- _SOURCE DATA_

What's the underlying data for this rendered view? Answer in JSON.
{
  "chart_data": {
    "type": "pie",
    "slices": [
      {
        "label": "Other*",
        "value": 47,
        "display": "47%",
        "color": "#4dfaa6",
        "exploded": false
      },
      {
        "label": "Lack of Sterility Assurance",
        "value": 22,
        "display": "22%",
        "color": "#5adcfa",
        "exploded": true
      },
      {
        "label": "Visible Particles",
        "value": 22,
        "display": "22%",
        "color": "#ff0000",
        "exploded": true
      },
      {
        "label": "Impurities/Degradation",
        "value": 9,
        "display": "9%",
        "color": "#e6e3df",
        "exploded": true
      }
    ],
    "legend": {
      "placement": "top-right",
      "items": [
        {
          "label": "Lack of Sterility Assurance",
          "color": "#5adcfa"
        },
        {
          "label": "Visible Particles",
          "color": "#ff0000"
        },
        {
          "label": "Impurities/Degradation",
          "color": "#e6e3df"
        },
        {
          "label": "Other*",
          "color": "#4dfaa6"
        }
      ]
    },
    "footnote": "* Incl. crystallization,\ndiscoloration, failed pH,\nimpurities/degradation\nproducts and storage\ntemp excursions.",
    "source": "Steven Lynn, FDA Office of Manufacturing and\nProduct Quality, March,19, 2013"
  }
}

- _YOUR GOAL_
Copy every line of the material, please, keeping it exactly the same.

- _FINISHED ANSWER_
What's the underlying data for this rendered view? Answer in JSON.
{
  "chart_data": {
    "type": "pie",
    "slices": [
      {
        "label": "Other*",
        "value": 47,
        "display": "47%",
        "color": "#4dfaa6",
        "exploded": false
      },
      {
        "label": "Lack of Sterility Assurance",
        "value": 22,
        "display": "22%",
        "color": "#5adcfa",
        "exploded": true
      },
      {
        "label": "Visible Particles",
        "value": 22,
        "display": "22%",
        "color": "#ff0000",
        "exploded": true
      },
      {
        "label": "Impurities/Degradation",
        "value": 9,
        "display": "9%",
        "color": "#e6e3df",
        "exploded": true
      }
    ],
    "legend": {
      "placement": "top-right",
      "items": [
        {
          "label": "Lack of Sterility Assurance",
          "color": "#5adcfa"
        },
        {
          "label": "Visible Particles",
          "color": "#ff0000"
        },
        {
          "label": "Impurities/Degradation",
          "color": "#e6e3df"
        },
        {
          "label": "Other*",
          "color": "#4dfaa6"
        }
      ]
    },
    "footnote": "* Incl. crystallization,\ndiscoloration, failed pH,\nimpurities/degradation\nproducts and storage\ntemp excursions.",
    "source": "Steven Lynn, FDA Office of Manufacturing and\nProduct Quality, March,19, 2013"
  }
}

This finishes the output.